How to Select a Phonics Program: 5 Criteria

There are so many options for using phonics to teach reading. How does a parent make a wise selection, especially if they have limited knowledge about the reading process?

5 key components are needed for teaching kids to read. If a program is deficient in any one of these, you will need to supplement the program. So, if you want to rely entirely on the plan you select, choose wisely.

1  Order of Sounds Taught

You may not know this, but there is an optimal order to the sounds that are easiest to teach first. And the order is not A, B, C. Thus, if the program uses the ABC order, you know that it is not going to optimize your success. 

 The order of the sounds taught should resemble the group of sounds in this list:  s, a, t, i, p, n  –   c, k, e, h, r  –  m, d, g, o  –  l, f, b, q, u –   j, z, w  –  v, y, x.  Some phonics programs have modified the list but follow the order of the letters closely. 

2 A B C or a b c ?

When you read a passage of text, you soon understand that the lower case letters predominate. Therefore, any excellent teaching of reading should focus on using lower case letters. It is alarming when programs insist on capitalizing the beginning letters of words that are not even in a sentence.

An example of this would be exercises with pictures to help read the text, and “Horse” is spelled with a capital. There is no reason for the capital. The letter for remembering the “h” sound is a capital.

3 A Focus on Sounds – not Letters

The sounds of the letters are important, not the names of the letters. And there is no magic for alphabetical order for learning to read. It will become important later in the process if kids are using dictionaries, but other than that, the order is arbitrary and not significant in learning to read.

Since sounds are key, a multi-media and multi-activity approaches are favored over a worksheet approach. You can use many different techniques for highlighting the sounds of words, including songs, kid’s rhymes, finger play, poems, and activities that focus on the sound.

The activities could include searching the house for objects that begin with “s” such as scissors, soap, swing, spoon, etc.  Or you could make cookies when studying the “c” sound to pair the sound with an activity favored by your child. The pleasurable experience will help with remembering the connection between the sound of “c” and the letter. Cookie begins with “c”. 

4    Pairing with Appropriate Reading Levels 

Children learn to read best by reading. Phonics activities are essential, especially in the early stages of reading, to help children break the code, but phonics is not the end game. 

Reading is. 

In the very beginning stages of reading instruction, it is vital to practise phonics skills. In addition to exercises, an excellent phonics program will incorporate specific books to support the practice of phonics skills. There are specific readers at each level of phonics instruction. 

But not all words can be decoded using phonics. There are 2 types of words in the English language. Words that you can sound out by using phonics and words that do not follow the rules of phonics.

 Words such as “red, Sam, and mat” can be sounded out, but words such as “white, know, and brown” must be learned as sight words. Any program that suggests that it can teach your child to read must address the sight words as well. Often the sight words are taught as rhyming words. Teaching down, brown, and clown as rhyming families is a common practice.

Here are some samples the first readers in each category.

Books based on Words You Can Sound Out

First Little Readers

Books Based on Sight Words

Non-Fiction Sight Word Readers

 

 5 Just Part of the Process

All excellent “learn to read” programs do insist that parents continue to read excellent picture books and chapter books to their children. It is essential that children hear literature and not just contrived stories to practice skills.

▶ [Tasks to perform]:
1. Translate this sentence from the article on selecting a phonics program into Spanish: "Children learn to read best by reading."
2. Write a continuation of the article on selecting a phonics program, picking up right after its final sentence.

▶ [Entries shown]:

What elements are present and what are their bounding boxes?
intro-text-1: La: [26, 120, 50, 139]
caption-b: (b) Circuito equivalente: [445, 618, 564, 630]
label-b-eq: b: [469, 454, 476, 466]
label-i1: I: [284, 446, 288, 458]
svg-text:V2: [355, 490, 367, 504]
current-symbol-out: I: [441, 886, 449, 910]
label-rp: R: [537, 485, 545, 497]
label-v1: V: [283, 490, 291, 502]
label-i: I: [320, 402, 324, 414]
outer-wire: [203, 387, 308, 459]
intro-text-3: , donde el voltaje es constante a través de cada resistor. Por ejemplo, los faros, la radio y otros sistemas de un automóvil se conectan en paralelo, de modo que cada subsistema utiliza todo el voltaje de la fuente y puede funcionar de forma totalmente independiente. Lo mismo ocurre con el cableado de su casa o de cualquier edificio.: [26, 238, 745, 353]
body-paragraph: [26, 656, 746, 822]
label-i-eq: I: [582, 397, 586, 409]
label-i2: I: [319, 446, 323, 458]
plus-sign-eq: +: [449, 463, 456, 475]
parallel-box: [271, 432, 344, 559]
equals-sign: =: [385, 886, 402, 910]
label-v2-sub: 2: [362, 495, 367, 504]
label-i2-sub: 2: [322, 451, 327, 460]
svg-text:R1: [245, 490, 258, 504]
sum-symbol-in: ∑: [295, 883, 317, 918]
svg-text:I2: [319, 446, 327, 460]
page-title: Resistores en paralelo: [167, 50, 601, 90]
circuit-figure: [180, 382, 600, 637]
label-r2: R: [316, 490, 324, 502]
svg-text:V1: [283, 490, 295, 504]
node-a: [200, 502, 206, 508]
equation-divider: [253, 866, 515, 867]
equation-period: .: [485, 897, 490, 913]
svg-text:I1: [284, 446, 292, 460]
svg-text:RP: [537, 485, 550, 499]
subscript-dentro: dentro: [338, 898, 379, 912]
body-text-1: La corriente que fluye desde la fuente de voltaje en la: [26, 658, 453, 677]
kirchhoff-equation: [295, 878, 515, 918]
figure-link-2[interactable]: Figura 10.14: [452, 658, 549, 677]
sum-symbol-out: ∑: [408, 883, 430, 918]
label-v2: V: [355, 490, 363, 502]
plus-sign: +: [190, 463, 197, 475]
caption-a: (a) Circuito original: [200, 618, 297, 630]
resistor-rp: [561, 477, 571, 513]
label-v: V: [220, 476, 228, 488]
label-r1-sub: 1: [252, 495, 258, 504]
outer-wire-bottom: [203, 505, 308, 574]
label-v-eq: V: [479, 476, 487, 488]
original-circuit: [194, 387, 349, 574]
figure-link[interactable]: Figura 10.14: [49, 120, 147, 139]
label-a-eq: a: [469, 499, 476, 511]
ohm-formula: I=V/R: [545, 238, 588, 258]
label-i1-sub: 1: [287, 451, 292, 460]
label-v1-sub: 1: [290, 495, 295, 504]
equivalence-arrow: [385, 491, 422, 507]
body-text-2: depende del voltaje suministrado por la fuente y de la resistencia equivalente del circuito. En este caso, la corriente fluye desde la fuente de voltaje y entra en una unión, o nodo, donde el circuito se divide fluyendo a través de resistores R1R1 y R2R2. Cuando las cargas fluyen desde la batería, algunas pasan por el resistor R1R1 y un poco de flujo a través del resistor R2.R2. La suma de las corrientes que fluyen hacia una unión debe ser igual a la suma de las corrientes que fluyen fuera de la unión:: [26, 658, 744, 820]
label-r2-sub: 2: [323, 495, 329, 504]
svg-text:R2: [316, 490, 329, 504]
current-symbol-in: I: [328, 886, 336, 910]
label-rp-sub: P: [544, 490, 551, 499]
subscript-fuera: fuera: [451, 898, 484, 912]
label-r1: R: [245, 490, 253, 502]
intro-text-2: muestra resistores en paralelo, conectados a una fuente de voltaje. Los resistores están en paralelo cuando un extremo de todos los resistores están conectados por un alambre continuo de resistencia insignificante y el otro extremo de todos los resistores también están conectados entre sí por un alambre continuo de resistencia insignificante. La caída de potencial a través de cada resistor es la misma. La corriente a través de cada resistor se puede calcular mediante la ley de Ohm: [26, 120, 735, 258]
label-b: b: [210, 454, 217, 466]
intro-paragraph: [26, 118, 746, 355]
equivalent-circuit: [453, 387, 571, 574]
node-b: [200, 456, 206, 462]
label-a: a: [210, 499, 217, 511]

▶ [Results for the exercise]:
1. Los niños aprenden a leer mejor leyendo.

2.
Children need to be introduced to all types of genres and authors to enjoy the process of reading. The inclusion of non-fiction books is important, too,  since many kids prefer to learn about the world around them.

A Preview of Popular Programs

1 Jolly Phonics

Jolly Phonics has an extensive array of activities if you purchase the full kits. It is also possible to purchase different parts of the program for specific use too. 

  

 

The Program: At the core of the program are 5 skills: learning the letter sounds (in the optimal order, not ABC), learning letter formation for writing, learning how to blend sounds, identifying the sounds in words, and tricky words (sight words). Grammar and spelling are also included in the program after the first part that emphasizes just the phonics skills.

Multi-Dimension Learning: There is an extensive array of materials that include finger phonics, specialized storybooks,  hand movements, songs, games CDs, posters, magnetic letters, and puppets.  

Case Study in England : The 2012 Phonics Screening Check showed that only 25% of the year 1 children were able to decode to the required standard. After a year of teaching with Jolly Phonics, the same cohort was re-tested, and the pass rate rose to 89%, reaching the required standard!

Case Study In USA: What I saw was remarkable. Using techniques learned from Jolly Phonics, these five- and six-year-olds could read at levels beyond what we normally expect of kindergartners.” 

Check out the many other case studies.

2   Hooked on Phonics   

This popular program has many components to engage your child. It stretches from the very beginning reading levels to early primary school. Select the right level for your kids.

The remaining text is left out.